• [EXERCISE]:
The exercise asks for every line of the data to be reproduced exactly.

· · · · · · ·

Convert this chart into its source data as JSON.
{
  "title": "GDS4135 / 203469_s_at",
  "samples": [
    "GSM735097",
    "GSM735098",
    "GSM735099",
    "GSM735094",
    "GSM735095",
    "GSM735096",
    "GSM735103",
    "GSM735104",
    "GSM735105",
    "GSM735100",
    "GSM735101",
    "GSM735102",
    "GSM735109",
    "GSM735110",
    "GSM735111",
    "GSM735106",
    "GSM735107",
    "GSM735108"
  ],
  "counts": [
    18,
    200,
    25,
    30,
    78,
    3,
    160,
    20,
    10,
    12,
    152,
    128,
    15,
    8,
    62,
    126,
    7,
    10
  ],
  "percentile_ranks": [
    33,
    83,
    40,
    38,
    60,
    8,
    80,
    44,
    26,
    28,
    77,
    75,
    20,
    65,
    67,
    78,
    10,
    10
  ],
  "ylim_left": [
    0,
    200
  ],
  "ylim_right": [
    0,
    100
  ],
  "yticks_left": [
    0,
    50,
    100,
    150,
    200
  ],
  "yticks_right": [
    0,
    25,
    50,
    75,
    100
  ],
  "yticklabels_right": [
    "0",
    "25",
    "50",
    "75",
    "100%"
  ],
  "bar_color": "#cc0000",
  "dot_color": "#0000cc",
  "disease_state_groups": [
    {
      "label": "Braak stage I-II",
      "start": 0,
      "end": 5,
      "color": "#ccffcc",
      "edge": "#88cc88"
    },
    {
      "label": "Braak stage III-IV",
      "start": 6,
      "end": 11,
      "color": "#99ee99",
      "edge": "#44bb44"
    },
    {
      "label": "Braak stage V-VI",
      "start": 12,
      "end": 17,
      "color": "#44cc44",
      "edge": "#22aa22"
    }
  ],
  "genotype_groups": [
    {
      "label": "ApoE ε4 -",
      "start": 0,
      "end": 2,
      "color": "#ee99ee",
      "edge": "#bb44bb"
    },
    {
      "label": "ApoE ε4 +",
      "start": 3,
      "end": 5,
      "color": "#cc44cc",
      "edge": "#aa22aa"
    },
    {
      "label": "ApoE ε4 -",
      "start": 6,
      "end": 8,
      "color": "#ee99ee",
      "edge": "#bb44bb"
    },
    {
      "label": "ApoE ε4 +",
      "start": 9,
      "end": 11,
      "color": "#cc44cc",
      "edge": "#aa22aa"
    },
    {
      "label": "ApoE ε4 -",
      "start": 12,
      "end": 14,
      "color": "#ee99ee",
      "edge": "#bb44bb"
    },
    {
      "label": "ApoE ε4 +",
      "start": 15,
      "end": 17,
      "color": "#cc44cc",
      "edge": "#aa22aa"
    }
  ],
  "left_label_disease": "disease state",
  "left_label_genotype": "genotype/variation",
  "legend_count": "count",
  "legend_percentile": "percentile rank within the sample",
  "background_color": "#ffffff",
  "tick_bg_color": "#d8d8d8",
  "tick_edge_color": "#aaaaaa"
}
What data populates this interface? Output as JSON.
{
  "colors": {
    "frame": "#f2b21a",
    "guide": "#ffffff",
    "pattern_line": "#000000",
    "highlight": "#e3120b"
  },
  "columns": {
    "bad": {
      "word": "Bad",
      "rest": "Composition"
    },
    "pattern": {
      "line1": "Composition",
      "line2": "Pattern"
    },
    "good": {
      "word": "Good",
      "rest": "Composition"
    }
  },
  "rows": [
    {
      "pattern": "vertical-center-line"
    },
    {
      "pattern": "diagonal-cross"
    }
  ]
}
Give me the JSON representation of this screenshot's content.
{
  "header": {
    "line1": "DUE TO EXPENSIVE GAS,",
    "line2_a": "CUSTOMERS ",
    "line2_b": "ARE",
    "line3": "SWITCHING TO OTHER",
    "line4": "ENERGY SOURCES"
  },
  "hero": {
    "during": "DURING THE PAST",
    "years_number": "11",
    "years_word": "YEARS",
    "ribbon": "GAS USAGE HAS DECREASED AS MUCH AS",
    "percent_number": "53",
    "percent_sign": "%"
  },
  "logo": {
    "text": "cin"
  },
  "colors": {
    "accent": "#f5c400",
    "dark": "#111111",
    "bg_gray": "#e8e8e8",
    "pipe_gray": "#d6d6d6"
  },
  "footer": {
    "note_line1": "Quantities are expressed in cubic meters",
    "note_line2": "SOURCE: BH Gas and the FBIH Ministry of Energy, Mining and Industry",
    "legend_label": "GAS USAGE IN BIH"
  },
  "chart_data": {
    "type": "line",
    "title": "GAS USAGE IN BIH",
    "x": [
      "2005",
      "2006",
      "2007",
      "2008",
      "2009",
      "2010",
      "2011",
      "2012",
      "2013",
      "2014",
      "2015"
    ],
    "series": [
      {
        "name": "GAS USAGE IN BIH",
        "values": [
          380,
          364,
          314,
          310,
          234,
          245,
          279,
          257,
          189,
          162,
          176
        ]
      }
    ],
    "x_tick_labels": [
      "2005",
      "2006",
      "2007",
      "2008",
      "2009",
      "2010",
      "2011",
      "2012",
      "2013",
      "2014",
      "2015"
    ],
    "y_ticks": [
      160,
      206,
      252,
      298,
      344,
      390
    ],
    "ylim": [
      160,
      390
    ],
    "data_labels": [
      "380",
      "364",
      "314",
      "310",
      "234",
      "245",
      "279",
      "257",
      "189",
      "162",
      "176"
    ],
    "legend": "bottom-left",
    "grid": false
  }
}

· · · · · · ·

• [RESULT]:
Convert this chart into its source data as JSON.
{
  "title": "GDS4135 / 203469_s_at",
  "samples": [
    "GSM735097",
    "GSM735098",
    "GSM735099",
    "GSM735094",
    "GSM735095",
    "GSM735096",
    "GSM735103",
    "GSM735104",
    "GSM735105",
    "GSM735100",
    "GSM735101",
    "GSM735102",
    "GSM735109",
    "GSM735110",
    "GSM735111",
    "GSM735106",
    "GSM735107",
    "GSM735108"
  ],
  "counts": [
    18,
    200,
    25,
    30,
    78,
    3,
    160,
    20,
    10,
    12,
    152,
    128,
    15,
    8,
    62,
    126,
    7,
    10
  ],
  "percentile_ranks": [
    33,
    83,
    40,
    38,
    60,
    8,
    80,
    44,
    26,
    28,
    77,
    75,
    20,
    65,
    67,
    78,
    10,
    10
  ],
  "ylim_left": [
    0,
    200
  ],
  "ylim_right": [
    0,
    100
  ],
  "yticks_left": [
    0,
    50,
    100,
    150,
    200
  ],
  "yticks_right": [
    0,
    25,
    50,
    75,
    100
  ],
  "yticklabels_right": [
    "0",
    "25",
    "50",
    "75",
    "100%"
  ],
  "bar_color": "#cc0000",
  "dot_color": "#0000cc",
  "disease_state_groups": [
    {
      "label": "Braak stage I-II",
      "start": 0,
      "end": 5,
      "color": "#ccffcc",
      "edge": "#88cc88"
    },
    {
      "label": "Braak stage III-IV",
      "start": 6,
      "end": 11,
      "color": "#99ee99",
      "edge": "#44bb44"
    },
    {
      "label": "Braak stage V-VI",
      "start": 12,
      "end": 17,
      "color": "#44cc44",
      "edge": "#22aa22"
    }
  ],
  "genotype_groups": [
    {
      "label": "ApoE ε4 -",
      "start": 0,
      "end": 2,
      "color": "#ee99ee",
      "edge": "#bb44bb"
    },
    {
      "label": "ApoE ε4 +",
      "start": 3,
      "end": 5,
      "color": "#cc44cc",
      "edge": "#aa22aa"
    },
    {
      "label": "ApoE ε4 -",
      "start": 6,
      "end": 8,
      "color": "#ee99ee",
      "edge": "#bb44bb"
    },
    {
      "label": "ApoE ε4 +",
      "start": 9,
      "end": 11,
      "color": "#cc44cc",
      "edge": "#aa22aa"
    },
    {
      "label": "ApoE ε4 -",
      "start": 12,
      "end": 14,
      "color": "#ee99ee",
      "edge": "#bb44bb"
    },
    {
      "label": "ApoE ε4 +",
      "start": 15,
      "end": 17,
      "color": "#cc44cc",
      "edge": "#aa22aa"
    }
  ],
  "left_label_disease": "disease state",
  "left_label_genotype": "genotype/variation",
  "legend_count": "count",
  "legend_percentile": "percentile rank within the sample",
  "background_color": "#ffffff",
  "tick_bg_color": "#d8d8d8",
  "tick_edge_color": "#aaaaaa"
}
What data populates this interface? Output as JSON.
{
  "colors": {
    "frame": "#f2b21a",
    "guide": "#ffffff",
    "pattern_line": "#000000",
    "highlight": "#e3120b"
  },
  "columns": {
    "bad": {
      "word": "Bad",
      "rest": "Composition"
    },
    "pattern": {
      "line1": "Composition",
      "line2": "Pattern"
    },
    "good": {
      "word": "Good",
      "rest": "Composition"
    }
  },
  "rows": [
    {
      "pattern": "vertical-center-line"
    },
    {
      "pattern": "diagonal-cross"
    }
  ]
}
Give me the JSON representation of this screenshot's content.
{
  "header": {
    "line1": "DUE TO EXPENSIVE GAS,",
    "line2_a": "CUSTOMERS ",
    "line2_b": "ARE",
    "line3": "SWITCHING TO OTHER",
    "line4": "ENERGY SOURCES"
  },
  "hero": {
    "during": "DURING THE PAST",
    "years_number": "11",
    "years_word": "YEARS",
    "ribbon": "GAS USAGE HAS DECREASED AS MUCH AS",
    "percent_number": "53",
    "percent_sign": "%"
  },
  "logo": {
    "text": "cin"
  },
  "colors": {
    "accent": "#f5c400",
    "dark": "#111111",
    "bg_gray": "#e8e8e8",
    "pipe_gray": "#d6d6d6"
  },
  "footer": {
    "note_line1": "Quantities are expressed in cubic meters",
    "note_line2": "SOURCE: BH Gas and the FBIH Ministry of Energy, Mining and Industry",
    "legend_label": "GAS USAGE IN BIH"
  },
  "chart_data": {
    "type": "line",
    "title": "GAS USAGE IN BIH",
    "x": [
      "2005",
      "2006",
      "2007",
      "2008",
      "2009",
      "2010",
      "2011",
      "2012",
      "2013",
      "2014",
      "2015"
    ],
    "series": [
      {
        "name": "GAS USAGE IN BIH",
        "values": [
          380,
          364,
          314,
          310,
          234,
          245,
          279,
          257,
          189,
          162,
          176
        ]
      }
    ],
    "x_tick_labels": [
      "2005",
      "2006",
      "2007",
      "2008",
      "2009",
      "2010",
      "2011",
      "2012",
      "2013",
      "2014",
      "2015"
    ],
    "y_ticks": [
      160,
      206,
      252,
      298,
      344,
      390
    ],
    "ylim": [
      160,
      390
    ],
    "data_labels": [
      "380",
      "364",
      "314",
      "310",
      "234",
      "245",
      "279",
      "257",
      "189",
      "162",
      "176"
    ],
    "legend": "bottom-left",
    "grid": false
  }
}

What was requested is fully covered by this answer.